## [INPUT DATA]
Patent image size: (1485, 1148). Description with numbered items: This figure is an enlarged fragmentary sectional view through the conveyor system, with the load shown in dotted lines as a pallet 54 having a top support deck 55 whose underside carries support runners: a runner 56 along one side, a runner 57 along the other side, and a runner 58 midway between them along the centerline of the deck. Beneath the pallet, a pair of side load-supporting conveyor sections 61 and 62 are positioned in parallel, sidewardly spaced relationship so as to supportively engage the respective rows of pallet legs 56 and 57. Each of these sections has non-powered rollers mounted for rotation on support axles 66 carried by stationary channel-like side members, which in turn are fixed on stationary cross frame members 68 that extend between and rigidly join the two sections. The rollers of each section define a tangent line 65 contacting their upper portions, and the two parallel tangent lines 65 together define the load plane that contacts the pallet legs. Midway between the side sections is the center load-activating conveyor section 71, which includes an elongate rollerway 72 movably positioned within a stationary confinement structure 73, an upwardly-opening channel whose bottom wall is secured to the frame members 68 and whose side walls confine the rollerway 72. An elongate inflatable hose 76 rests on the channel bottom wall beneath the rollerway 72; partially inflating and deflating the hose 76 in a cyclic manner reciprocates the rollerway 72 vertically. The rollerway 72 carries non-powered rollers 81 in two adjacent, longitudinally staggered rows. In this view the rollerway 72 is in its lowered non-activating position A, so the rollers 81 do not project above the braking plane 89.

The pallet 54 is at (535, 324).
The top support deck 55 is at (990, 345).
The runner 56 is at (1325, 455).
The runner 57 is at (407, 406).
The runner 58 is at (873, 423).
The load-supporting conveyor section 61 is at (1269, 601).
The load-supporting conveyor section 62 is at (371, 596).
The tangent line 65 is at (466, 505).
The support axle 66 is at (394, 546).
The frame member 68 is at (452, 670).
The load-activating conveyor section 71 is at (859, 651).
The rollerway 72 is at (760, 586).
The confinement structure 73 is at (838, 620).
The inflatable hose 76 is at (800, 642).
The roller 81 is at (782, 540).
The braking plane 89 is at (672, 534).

## [DIRECTIONS]
Copy out the lines above, from the very first one through the line containing "The top support deck 55 is at (990, 345).", including both.

## [TASK SOLUTION]
Patent image size: (1485, 1148). Description with numbered items: This figure is an enlarged fragmentary sectional view through the conveyor system, with the load shown in dotted lines as a pallet 54 having a top support deck 55 whose underside carries support runners: a runner 56 along one side, a runner 57 along the other side, and a runner 58 midway between them along the centerline of the deck. Beneath the pallet, a pair of side load-supporting conveyor sections 61 and 62 are positioned in parallel, sidewardly spaced relationship so as to supportively engage the respective rows of pallet legs 56 and 57. Each of these sections has non-powered rollers mounted for rotation on support axles 66 carried by stationary channel-like side members, which in turn are fixed on stationary cross frame members 68 that extend between and rigidly join the two sections. The rollers of each section define a tangent line 65 contacting their upper portions, and the two parallel tangent lines 65 together define the load plane that contacts the pallet legs. Midway between the side sections is the center load-activating conveyor section 71, which includes an elongate rollerway 72 movably positioned within a stationary confinement structure 73, an upwardly-opening channel whose bottom wall is secured to the frame members 68 and whose side walls confine the rollerway 72. An elongate inflatable hose 76 rests on the channel bottom wall beneath the rollerway 72; partially inflating and deflating the hose 76 in a cyclic manner reciprocates the rollerway 72 vertically. The rollerway 72 carries non-powered rollers 81 in two adjacent, longitudinally staggered rows. In this view the rollerway 72 is in its lowered non-activating position A, so the rollers 81 do not project above the braking plane 89.

The pallet 54 is at (535, 324).
The top support deck 55 is at (990, 345).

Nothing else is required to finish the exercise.